- _Dataset records_:
:::::

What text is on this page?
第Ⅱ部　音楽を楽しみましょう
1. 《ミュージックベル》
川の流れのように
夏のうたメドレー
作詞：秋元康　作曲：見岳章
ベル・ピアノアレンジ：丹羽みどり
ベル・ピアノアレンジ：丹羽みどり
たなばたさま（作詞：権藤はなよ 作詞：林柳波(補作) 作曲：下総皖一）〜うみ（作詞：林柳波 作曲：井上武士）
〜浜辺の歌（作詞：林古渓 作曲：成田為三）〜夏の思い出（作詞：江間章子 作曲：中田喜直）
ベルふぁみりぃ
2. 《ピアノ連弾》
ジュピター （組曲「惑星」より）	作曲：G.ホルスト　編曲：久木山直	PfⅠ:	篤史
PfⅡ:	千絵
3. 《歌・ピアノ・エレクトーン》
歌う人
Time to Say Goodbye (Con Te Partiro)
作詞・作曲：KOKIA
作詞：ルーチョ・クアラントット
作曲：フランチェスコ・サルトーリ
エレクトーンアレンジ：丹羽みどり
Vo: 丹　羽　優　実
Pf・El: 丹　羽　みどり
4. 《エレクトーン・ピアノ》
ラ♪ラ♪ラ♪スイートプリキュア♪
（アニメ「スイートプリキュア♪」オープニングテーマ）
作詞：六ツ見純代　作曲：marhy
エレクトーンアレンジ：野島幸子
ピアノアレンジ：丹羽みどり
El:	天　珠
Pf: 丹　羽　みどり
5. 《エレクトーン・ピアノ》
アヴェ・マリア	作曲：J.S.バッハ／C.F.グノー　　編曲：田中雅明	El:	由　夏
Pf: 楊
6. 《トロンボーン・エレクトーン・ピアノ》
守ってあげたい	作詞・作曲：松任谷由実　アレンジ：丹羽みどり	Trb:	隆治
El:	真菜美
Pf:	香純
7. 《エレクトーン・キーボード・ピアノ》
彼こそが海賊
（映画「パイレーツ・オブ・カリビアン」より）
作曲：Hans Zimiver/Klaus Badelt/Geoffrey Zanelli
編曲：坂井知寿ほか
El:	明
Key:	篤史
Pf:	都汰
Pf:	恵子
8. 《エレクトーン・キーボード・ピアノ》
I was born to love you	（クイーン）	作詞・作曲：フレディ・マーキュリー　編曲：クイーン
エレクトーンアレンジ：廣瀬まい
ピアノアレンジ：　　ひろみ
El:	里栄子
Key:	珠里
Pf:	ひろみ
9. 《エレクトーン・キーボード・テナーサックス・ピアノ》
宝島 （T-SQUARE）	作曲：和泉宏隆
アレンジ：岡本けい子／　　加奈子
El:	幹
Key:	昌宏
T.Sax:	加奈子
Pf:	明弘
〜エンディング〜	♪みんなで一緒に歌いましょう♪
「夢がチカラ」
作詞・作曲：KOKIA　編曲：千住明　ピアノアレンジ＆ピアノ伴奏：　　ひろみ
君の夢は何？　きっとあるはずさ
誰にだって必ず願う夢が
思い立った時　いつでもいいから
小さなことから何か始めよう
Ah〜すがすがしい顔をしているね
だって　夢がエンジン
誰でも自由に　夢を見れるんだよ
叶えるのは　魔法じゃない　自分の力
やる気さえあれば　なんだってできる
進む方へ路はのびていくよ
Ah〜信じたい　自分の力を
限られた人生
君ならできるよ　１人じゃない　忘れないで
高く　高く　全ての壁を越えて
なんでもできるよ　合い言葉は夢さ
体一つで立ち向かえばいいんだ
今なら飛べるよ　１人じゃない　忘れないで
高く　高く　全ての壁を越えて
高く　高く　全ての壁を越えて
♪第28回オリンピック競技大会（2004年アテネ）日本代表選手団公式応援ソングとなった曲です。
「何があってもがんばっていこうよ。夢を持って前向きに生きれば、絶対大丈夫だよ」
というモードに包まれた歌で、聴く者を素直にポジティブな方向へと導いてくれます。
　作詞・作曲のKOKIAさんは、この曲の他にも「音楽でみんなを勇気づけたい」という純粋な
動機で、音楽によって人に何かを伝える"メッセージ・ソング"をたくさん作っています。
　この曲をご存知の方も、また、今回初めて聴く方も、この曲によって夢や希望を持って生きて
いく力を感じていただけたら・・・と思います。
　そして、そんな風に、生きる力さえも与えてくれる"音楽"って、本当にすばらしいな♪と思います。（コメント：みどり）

:::::

- _Your objective_:
All of the entries above must be quoted exactly.

- _The output_:
What text is on this page?
第Ⅱ部　音楽を楽しみましょう
1. 《ミュージックベル》
川の流れのように
夏のうたメドレー
作詞：秋元康　作曲：見岳章
ベル・ピアノアレンジ：丹羽みどり
ベル・ピアノアレンジ：丹羽みどり
たなばたさま（作詞：権藤はなよ 作詞：林柳波(補作) 作曲：下総皖一）〜うみ（作詞：林柳波 作曲：井上武士）
〜浜辺の歌（作詞：林古渓 作曲：成田為三）〜夏の思い出（作詞：江間章子 作曲：中田喜直）
ベルふぁみりぃ
2. 《ピアノ連弾》
ジュピター （組曲「惑星」より）	作曲：G.ホルスト　編曲：久木山直	PfⅠ:	篤史
PfⅡ:	千絵
3. 《歌・ピアノ・エレクトーン》
歌う人
Time to Say Goodbye (Con Te Partiro)
作詞・作曲：KOKIA
作詞：ルーチョ・クアラントット
作曲：フランチェスコ・サルトーリ
エレクトーンアレンジ：丹羽みどり
Vo: 丹　羽　優　実
Pf・El: 丹　羽　みどり
4. 《エレクトーン・ピアノ》
ラ♪ラ♪ラ♪スイートプリキュア♪
（アニメ「スイートプリキュア♪」オープニングテーマ）
作詞：六ツ見純代　作曲：marhy
エレクトーンアレンジ：野島幸子
ピアノアレンジ：丹羽みどり
El:	天　珠
Pf: 丹　羽　みどり
5. 《エレクトーン・ピアノ》
アヴェ・マリア	作曲：J.S.バッハ／C.F.グノー　　編曲：田中雅明	El:	由　夏
Pf: 楊
6. 《トロンボーン・エレクトーン・ピアノ》
守ってあげたい	作詞・作曲：松任谷由実　アレンジ：丹羽みどり	Trb:	隆治
El:	真菜美
Pf:	香純
7. 《エレクトーン・キーボード・ピアノ》
彼こそが海賊
（映画「パイレーツ・オブ・カリビアン」より）
作曲：Hans Zimiver/Klaus Badelt/Geoffrey Zanelli
編曲：坂井知寿ほか
El:	明
Key:	篤史
Pf:	都汰
Pf:	恵子
8. 《エレクトーン・キーボード・ピアノ》
I was born to love you	（クイーン）	作詞・作曲：フレディ・マーキュリー　編曲：クイーン
エレクトーンアレンジ：廣瀬まい
ピアノアレンジ：　　ひろみ
El:	里栄子
Key:	珠里
Pf:	ひろみ
9. 《エレクトーン・キーボード・テナーサックス・ピアノ》
宝島 （T-SQUARE）	作曲：和泉宏隆
アレンジ：岡本けい子／　　加奈子
El:	幹
Key:	昌宏
T.Sax:	加奈子
Pf:	明弘
〜エンディング〜	♪みんなで一緒に歌いましょう♪
「夢がチカラ」
作詞・作曲：KOKIA　編曲：千住明　ピアノアレンジ＆ピアノ伴奏：　　ひろみ
君の夢は何？　きっとあるはずさ
誰にだって必ず願う夢が
思い立った時　いつでもいいから
小さなことから何か始めよう
Ah〜すがすがしい顔をしているね
だって　夢がエンジン
誰でも自由に　夢を見れるんだよ
叶えるのは　魔法じゃない　自分の力
やる気さえあれば　なんだってできる
進む方へ路はのびていくよ
Ah〜信じたい　自分の力を
限られた人生
君ならできるよ　１人じゃない　忘れないで
高く　高く　全ての壁を越えて
なんでもできるよ　合い言葉は夢さ
体一つで立ち向かえばいいんだ
今なら飛べるよ　１人じゃない　忘れないで
高く　高く　全ての壁を越えて
高く　高く　全ての壁を越えて
♪第28回オリンピック競技大会（2004年アテネ）日本代表選手団公式応援ソングとなった曲です。
「何があってもがんばっていこうよ。夢を持って前向きに生きれば、絶対大丈夫だよ」
というモードに包まれた歌で、聴く者を素直にポジティブな方向へと導いてくれます。
　作詞・作曲のKOKIAさんは、この曲の他にも「音楽でみんなを勇気づけたい」という純粋な
動機で、音楽によって人に何かを伝える"メッセージ・ソング"をたくさん作っています。
　この曲をご存知の方も、また、今回初めて聴く方も、この曲によって夢や希望を持って生きて
いく力を感じていただけたら・・・と思います。
　そして、そんな風に、生きる力さえも与えてくれる"音楽"って、本当にすばらしいな♪と思います。（コメント：みどり）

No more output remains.